----- Extracted entries
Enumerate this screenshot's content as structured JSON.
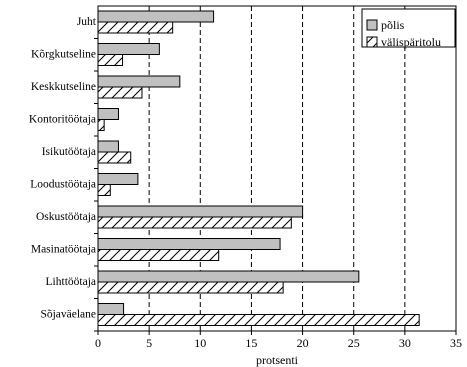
{
  "chart_data": {
    "type": "bar",
    "orientation": "horizontal",
    "categories": [
      "Juht",
      "Kõrgkutseline",
      "Keskkutseline",
      "Kontoritöötaja",
      "Isikutöötaja",
      "Loodustöötaja",
      "Oskustöötaja",
      "Masinatöötaja",
      "Lihttöötaja",
      "Sõjaväelane"
    ],
    "series": [
      {
        "name": "põlis",
        "values": [
          11.3,
          6.0,
          8.0,
          2.0,
          2.0,
          3.9,
          20.0,
          17.8,
          25.5,
          2.5
        ],
        "color": "#c0c0c0",
        "pattern": "solid"
      },
      {
        "name": "välispäritolu",
        "values": [
          7.3,
          2.4,
          4.3,
          0.6,
          3.2,
          1.2,
          18.9,
          11.8,
          18.1,
          31.4
        ],
        "color": "#ffffff",
        "pattern": "hatch"
      }
    ],
    "xlabel": "protsenti",
    "xlim": [
      0,
      35
    ],
    "xticks": [
      0,
      5,
      10,
      15,
      20,
      25,
      30,
      35
    ],
    "grid": "vertical-dashed",
    "legend_position": "top-right"
  }
}
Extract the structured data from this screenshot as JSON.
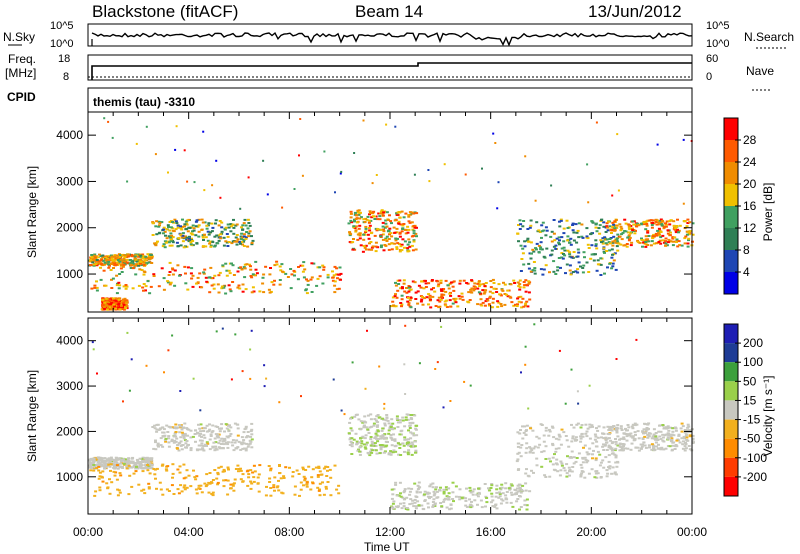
{
  "header": {
    "station": "Blackstone (fitACF)",
    "beam": "Beam 14",
    "date": "13/Jun/2012"
  },
  "top_panels": {
    "nsky_label": "N.Sky",
    "nsearch_label": "N.Search",
    "noise_ticks": [
      "10^5",
      "10^0"
    ],
    "freq_label_line1": "Freq.",
    "freq_label_line2": "[MHz]",
    "freq_ticks": [
      "18",
      "8"
    ],
    "nave_label": "Nave",
    "nave_ticks": [
      "60",
      "0"
    ],
    "cpid_label": "CPID",
    "cpid_value": "themis (tau) -3310"
  },
  "colors": {
    "power_scale": [
      "#0000e6",
      "#1e46b4",
      "#2f7f55",
      "#40a060",
      "#f0c000",
      "#f08c00",
      "#ff5a00",
      "#ff0000"
    ],
    "velocity_scale": [
      "#ff0000",
      "#ff3c00",
      "#ff8c00",
      "#f2b01e",
      "#c8c8c0",
      "#9ad04a",
      "#3ca03c",
      "#1e3c96",
      "#1e1eb4"
    ]
  },
  "chart_data": [
    {
      "type": "heatmap",
      "name": "power",
      "ylabel": "Slant Range [km]",
      "xlabel": "",
      "xlim": [
        0,
        24
      ],
      "ylim": [
        180,
        4500
      ],
      "yticks": [
        "1000",
        "2000",
        "3000",
        "4000"
      ],
      "colorbar": {
        "label": "Power [dB]",
        "ticks": [
          "4",
          "8",
          "12",
          "16",
          "20",
          "24",
          "28"
        ],
        "range": [
          0,
          30
        ]
      },
      "scatter_regions": [
        {
          "t0": 0.0,
          "t1": 2.5,
          "r0": 1200,
          "r1": 1450,
          "value": 18
        },
        {
          "t0": 2.5,
          "t1": 6.5,
          "r0": 1600,
          "r1": 2200,
          "value": 14
        },
        {
          "t0": 0.0,
          "t1": 10.0,
          "r0": 600,
          "r1": 1300,
          "value": 20
        },
        {
          "t0": 0.5,
          "t1": 1.5,
          "r0": 250,
          "r1": 500,
          "value": 24
        },
        {
          "t0": 10.3,
          "t1": 13.0,
          "r0": 1500,
          "r1": 2400,
          "value": 20
        },
        {
          "t0": 12.0,
          "t1": 17.5,
          "r0": 300,
          "r1": 900,
          "value": 22
        },
        {
          "t0": 17.0,
          "t1": 21.0,
          "r0": 1000,
          "r1": 2200,
          "value": 12
        },
        {
          "t0": 20.5,
          "t1": 24.0,
          "r0": 1600,
          "r1": 2200,
          "value": 20
        }
      ]
    },
    {
      "type": "heatmap",
      "name": "velocity",
      "ylabel": "Slant Range [km]",
      "xlabel": "Time UT",
      "xlim": [
        0,
        24
      ],
      "ylim": [
        180,
        4500
      ],
      "xticks": [
        "00:00",
        "04:00",
        "08:00",
        "12:00",
        "16:00",
        "20:00",
        "00:00"
      ],
      "yticks": [
        "1000",
        "2000",
        "3000",
        "4000"
      ],
      "colorbar": {
        "label": "Velocity [m s⁻¹]",
        "ticks": [
          "200",
          "100",
          "50",
          "15",
          "-15",
          "-50",
          "-100",
          "-200"
        ],
        "range": [
          -250,
          250
        ]
      },
      "scatter_regions": [
        {
          "t0": 0.0,
          "t1": 2.5,
          "r0": 1200,
          "r1": 1450,
          "value": 0
        },
        {
          "t0": 2.5,
          "t1": 6.5,
          "r0": 1600,
          "r1": 2200,
          "value": 0
        },
        {
          "t0": 0.0,
          "t1": 10.0,
          "r0": 600,
          "r1": 1300,
          "value": -60
        },
        {
          "t0": 10.3,
          "t1": 13.0,
          "r0": 1500,
          "r1": 2400,
          "value": 20
        },
        {
          "t0": 12.0,
          "t1": 17.5,
          "r0": 300,
          "r1": 900,
          "value": 10
        },
        {
          "t0": 17.0,
          "t1": 21.0,
          "r0": 1000,
          "r1": 2200,
          "value": 0
        },
        {
          "t0": 20.5,
          "t1": 24.0,
          "r0": 1600,
          "r1": 2200,
          "value": 0
        }
      ]
    }
  ]
}
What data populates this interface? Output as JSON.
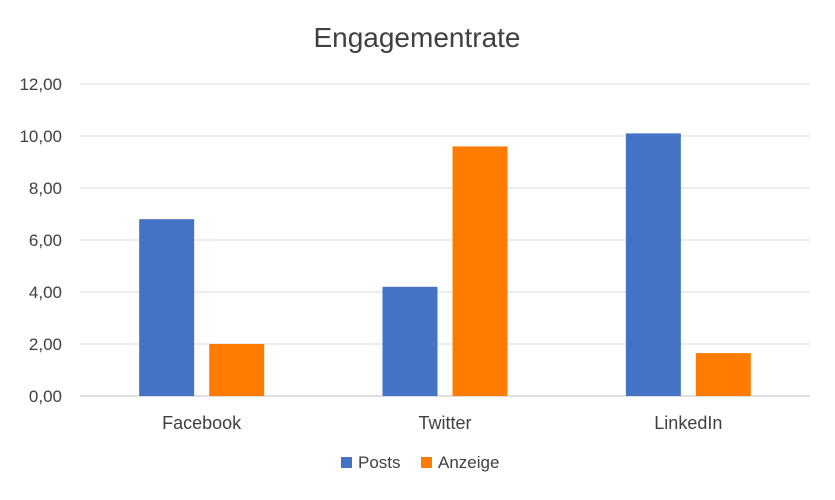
{
  "chart_data": {
    "type": "bar",
    "title": "Engagementrate",
    "categories": [
      "Facebook",
      "Twitter",
      "LinkedIn"
    ],
    "series": [
      {
        "name": "Posts",
        "color": "#4472c4",
        "values": [
          6.8,
          4.2,
          10.1
        ]
      },
      {
        "name": "Anzeige",
        "color": "#ff7c00",
        "values": [
          2.0,
          9.6,
          1.65
        ]
      }
    ],
    "yticks": [
      "0,00",
      "2,00",
      "4,00",
      "6,00",
      "8,00",
      "10,00",
      "12,00"
    ],
    "ylim": [
      0,
      12
    ],
    "grid": true,
    "legend": "bottom"
  }
}
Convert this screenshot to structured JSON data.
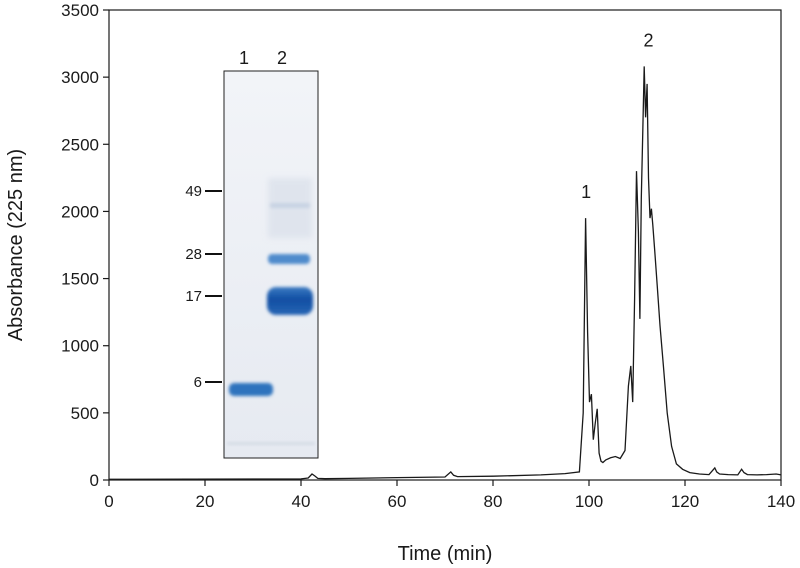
{
  "chart_data": {
    "type": "line",
    "title": "",
    "xlabel": "Time (min)",
    "ylabel": "Absorbance (225 nm)",
    "xlim": [
      0,
      140
    ],
    "ylim": [
      0,
      3500
    ],
    "xticks": [
      0,
      20,
      40,
      60,
      80,
      100,
      120,
      140
    ],
    "yticks": [
      0,
      500,
      1000,
      1500,
      2000,
      2500,
      3000,
      3500
    ],
    "grid": false,
    "series": [
      {
        "x": [
          0,
          40,
          41.5,
          42.3,
          42.9,
          43.5,
          45,
          50,
          60,
          70,
          71.2,
          71.8,
          72.6,
          80,
          90,
          95,
          98,
          98.8,
          99.3,
          99.7,
          100.1,
          100.5,
          100.9,
          101.3,
          101.7,
          102.1,
          102.5,
          102.9,
          103.5,
          104.5,
          105.5,
          106.5,
          107.5,
          108.2,
          108.7,
          109.1,
          109.5,
          109.9,
          110.3,
          110.6,
          110.9,
          111.2,
          111.5,
          111.8,
          112.1,
          112.4,
          112.7,
          113.0,
          113.3,
          113.7,
          114.2,
          114.8,
          115.5,
          116.3,
          117.2,
          118.2,
          119.5,
          121,
          123,
          125,
          126.2,
          126.6,
          127.2,
          129,
          131,
          131.8,
          132.3,
          133,
          135,
          137,
          139,
          140
        ],
        "y": [
          5,
          8,
          15,
          45,
          30,
          12,
          10,
          12,
          18,
          22,
          60,
          35,
          25,
          28,
          38,
          48,
          60,
          500,
          1950,
          1100,
          580,
          640,
          300,
          420,
          530,
          200,
          140,
          130,
          150,
          165,
          175,
          160,
          220,
          700,
          850,
          580,
          1350,
          2300,
          1850,
          1200,
          2100,
          2600,
          3080,
          2700,
          2950,
          2250,
          1950,
          2020,
          1900,
          1700,
          1450,
          1150,
          850,
          500,
          250,
          120,
          80,
          55,
          45,
          40,
          90,
          60,
          45,
          40,
          38,
          80,
          55,
          40,
          38,
          40,
          45,
          38
        ]
      }
    ],
    "annotations": [
      {
        "text": "1",
        "x": 99.4,
        "y": 2100
      },
      {
        "text": "2",
        "x": 112.4,
        "y": 3230
      }
    ],
    "inset": {
      "type": "sds-page-gel",
      "lane_labels": [
        "1",
        "2"
      ],
      "marker_labels": [
        "49",
        "28",
        "17",
        "6"
      ],
      "band_color": "#1f5fae"
    }
  }
}
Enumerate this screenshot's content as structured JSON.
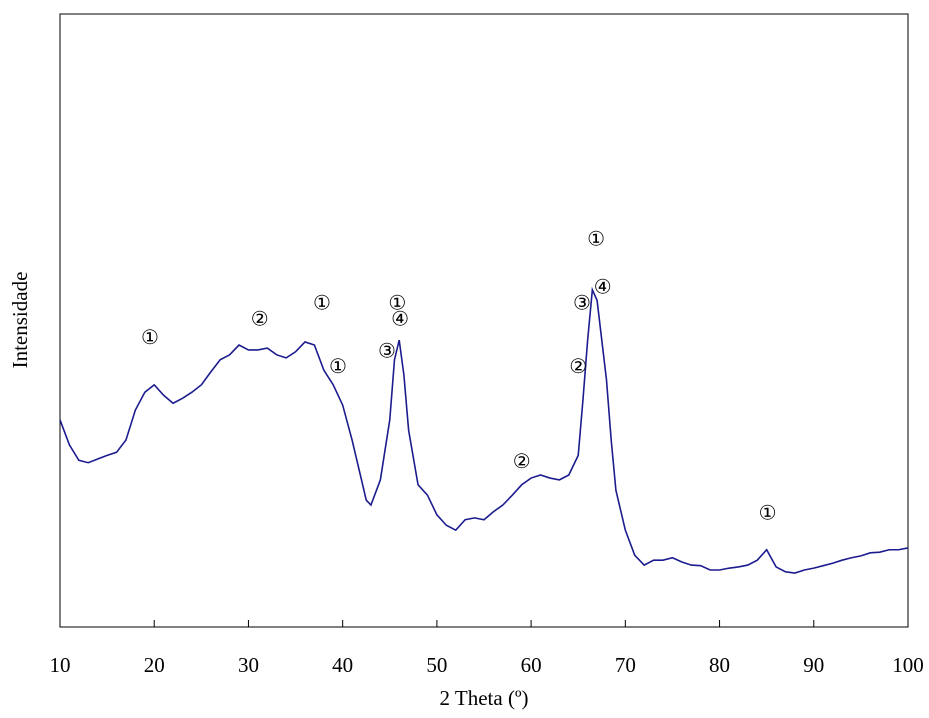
{
  "chart_data": {
    "type": "line",
    "xlabel": "2 Theta (º)",
    "ylabel": "Intensidade",
    "xlim": [
      10,
      100
    ],
    "xticks": [
      10,
      20,
      30,
      40,
      50,
      60,
      70,
      80,
      90,
      100
    ],
    "ylim": [
      0,
      100
    ],
    "series": [
      {
        "color": "#1c1c8f",
        "x": [
          10,
          11,
          12,
          13,
          14,
          15,
          16,
          17,
          18,
          19,
          20,
          21,
          22,
          23,
          24,
          25,
          26,
          27,
          28,
          29,
          30,
          31,
          32,
          33,
          34,
          35,
          36,
          37,
          38,
          39,
          40,
          41,
          42,
          42.5,
          43,
          44,
          45,
          45.5,
          46,
          46.5,
          47,
          48,
          49,
          50,
          51,
          52,
          53,
          54,
          55,
          56,
          57,
          58,
          59,
          60,
          61,
          62,
          63,
          64,
          65,
          65.5,
          66,
          66.5,
          67,
          67.5,
          68,
          68.5,
          69,
          70,
          71,
          72,
          73,
          74,
          75,
          76,
          77,
          78,
          79,
          80,
          81,
          82,
          83,
          84,
          85,
          86,
          87,
          88,
          89,
          90,
          91,
          92,
          93,
          94,
          95,
          96,
          97,
          98,
          99,
          100
        ],
        "values": [
          33.8,
          29.7,
          27.2,
          26.8,
          27.4,
          28,
          28.5,
          30.5,
          35.4,
          38.3,
          39.5,
          37.8,
          36.5,
          37.3,
          38.3,
          39.5,
          41.6,
          43.6,
          44.4,
          46,
          45.2,
          45.2,
          45.5,
          44.4,
          43.9,
          44.9,
          46.5,
          46,
          41.9,
          39.5,
          36.2,
          30.5,
          24,
          20.7,
          19.9,
          24,
          33.8,
          43.6,
          46.8,
          41.1,
          32.1,
          23.2,
          21.5,
          18.3,
          16.6,
          15.8,
          17.5,
          17.8,
          17.5,
          18.8,
          19.9,
          21.5,
          23.2,
          24.3,
          24.8,
          24.3,
          24,
          24.8,
          28,
          37,
          46.8,
          55,
          53.3,
          46.8,
          40.3,
          30.5,
          22.3,
          15.8,
          11.7,
          10.1,
          10.9,
          10.9,
          11.3,
          10.6,
          10.1,
          10,
          9.3,
          9.3,
          9.6,
          9.8,
          10.1,
          10.9,
          12.6,
          9.8,
          9,
          8.8,
          9.3,
          9.6,
          10,
          10.4,
          10.9,
          11.3,
          11.6,
          12.1,
          12.2,
          12.6,
          12.6,
          12.9
        ]
      }
    ],
    "annotations": [
      {
        "text": "①",
        "x": 19.55,
        "y": 47.1
      },
      {
        "text": "②",
        "x": 31.2,
        "y": 50.1
      },
      {
        "text": "①",
        "x": 37.8,
        "y": 52.7
      },
      {
        "text": "①",
        "x": 39.5,
        "y": 42.3
      },
      {
        "text": "①",
        "x": 45.8,
        "y": 52.7
      },
      {
        "text": "④",
        "x": 46.1,
        "y": 50.1
      },
      {
        "text": "③",
        "x": 44.7,
        "y": 44.9
      },
      {
        "text": "②",
        "x": 59.0,
        "y": 26.8
      },
      {
        "text": "①",
        "x": 66.9,
        "y": 63.1
      },
      {
        "text": "③",
        "x": 65.4,
        "y": 52.7
      },
      {
        "text": "④",
        "x": 67.6,
        "y": 55.3
      },
      {
        "text": "②",
        "x": 65.0,
        "y": 42.3
      },
      {
        "text": "①",
        "x": 85.1,
        "y": 18.4
      }
    ]
  }
}
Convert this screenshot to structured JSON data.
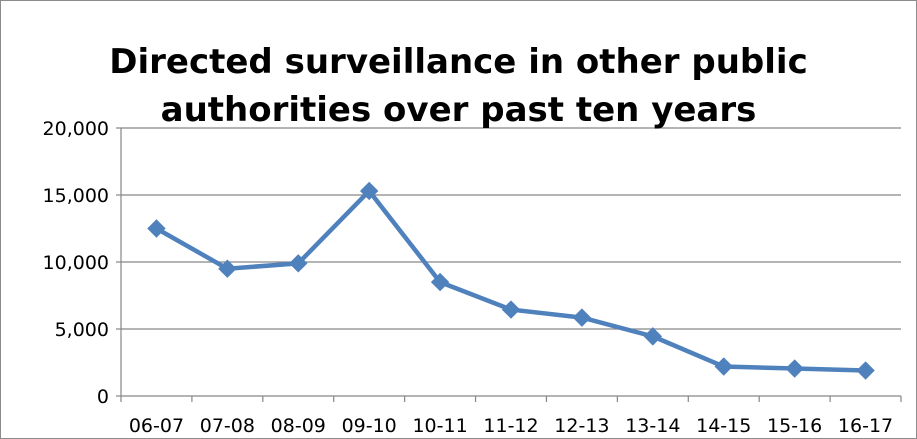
{
  "chart_data": {
    "type": "line",
    "title_lines": [
      "Directed surveillance in other public",
      "authorities over past ten years"
    ],
    "xlabel": "",
    "ylabel": "",
    "categories": [
      "06-07",
      "07-08",
      "08-09",
      "09-10",
      "10-11",
      "11-12",
      "12-13",
      "13-14",
      "14-15",
      "15-16",
      "16-17"
    ],
    "series": [
      {
        "values": [
          12500,
          9500,
          9900,
          15300,
          8500,
          6450,
          5850,
          4450,
          2200,
          2050,
          1900
        ]
      }
    ],
    "ylim": [
      0,
      20000
    ],
    "yticks": [
      0,
      5000,
      10000,
      15000,
      20000
    ],
    "ytick_labels": [
      "0",
      "5,000",
      "10,000",
      "15,000",
      "20,000"
    ],
    "grid": true,
    "legend": "none",
    "colors": {
      "line": "#4f81bd",
      "marker": "#4f81bd",
      "grid": "#868686",
      "axis": "#868686"
    }
  }
}
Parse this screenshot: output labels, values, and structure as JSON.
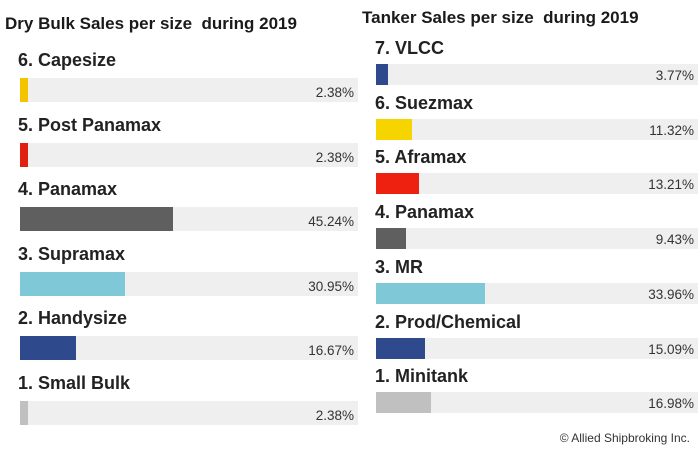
{
  "chart_data": [
    {
      "type": "bar",
      "orientation": "horizontal",
      "title": "Dry Bulk Sales per size  during 2019",
      "categories": [
        "6. Capesize",
        "5. Post Panamax",
        "4. Panamax",
        "3. Supramax",
        "2. Handysize",
        "1. Small Bulk"
      ],
      "values": [
        2.38,
        2.38,
        45.24,
        30.95,
        16.67,
        2.38
      ],
      "value_labels": [
        "2.38%",
        "2.38%",
        "45.24%",
        "30.95%",
        "16.67%",
        "2.38%"
      ],
      "colors": [
        "#f5c400",
        "#e02010",
        "#5f5f5f",
        "#7ec8d8",
        "#2e4a8c",
        "#c0c0c0"
      ],
      "xlim": [
        0,
        100
      ],
      "grid": false,
      "legend": "none"
    },
    {
      "type": "bar",
      "orientation": "horizontal",
      "title": "Tanker Sales per size  during 2019",
      "categories": [
        "7. VLCC",
        "6. Suezmax",
        "5. Aframax",
        "4. Panamax",
        "3. MR",
        "2. Prod/Chemical",
        "1. Minitank"
      ],
      "values": [
        3.77,
        11.32,
        13.21,
        9.43,
        33.96,
        15.09,
        16.98
      ],
      "value_labels": [
        "3.77%",
        "11.32%",
        "13.21%",
        "9.43%",
        "33.96%",
        "15.09%",
        "16.98%"
      ],
      "colors": [
        "#2e4a8c",
        "#f5d400",
        "#ee2010",
        "#5f5f5f",
        "#7ec8d8",
        "#2e4a8c",
        "#c0c0c0"
      ],
      "xlim": [
        0,
        100
      ],
      "grid": false,
      "legend": "none"
    }
  ],
  "footer": {
    "copyright": "© Allied Shipbroking Inc."
  }
}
----------
Short problem: Above are entries; state the number of lines among them that contain "ylabel", and nothing else.

Worked answer: 5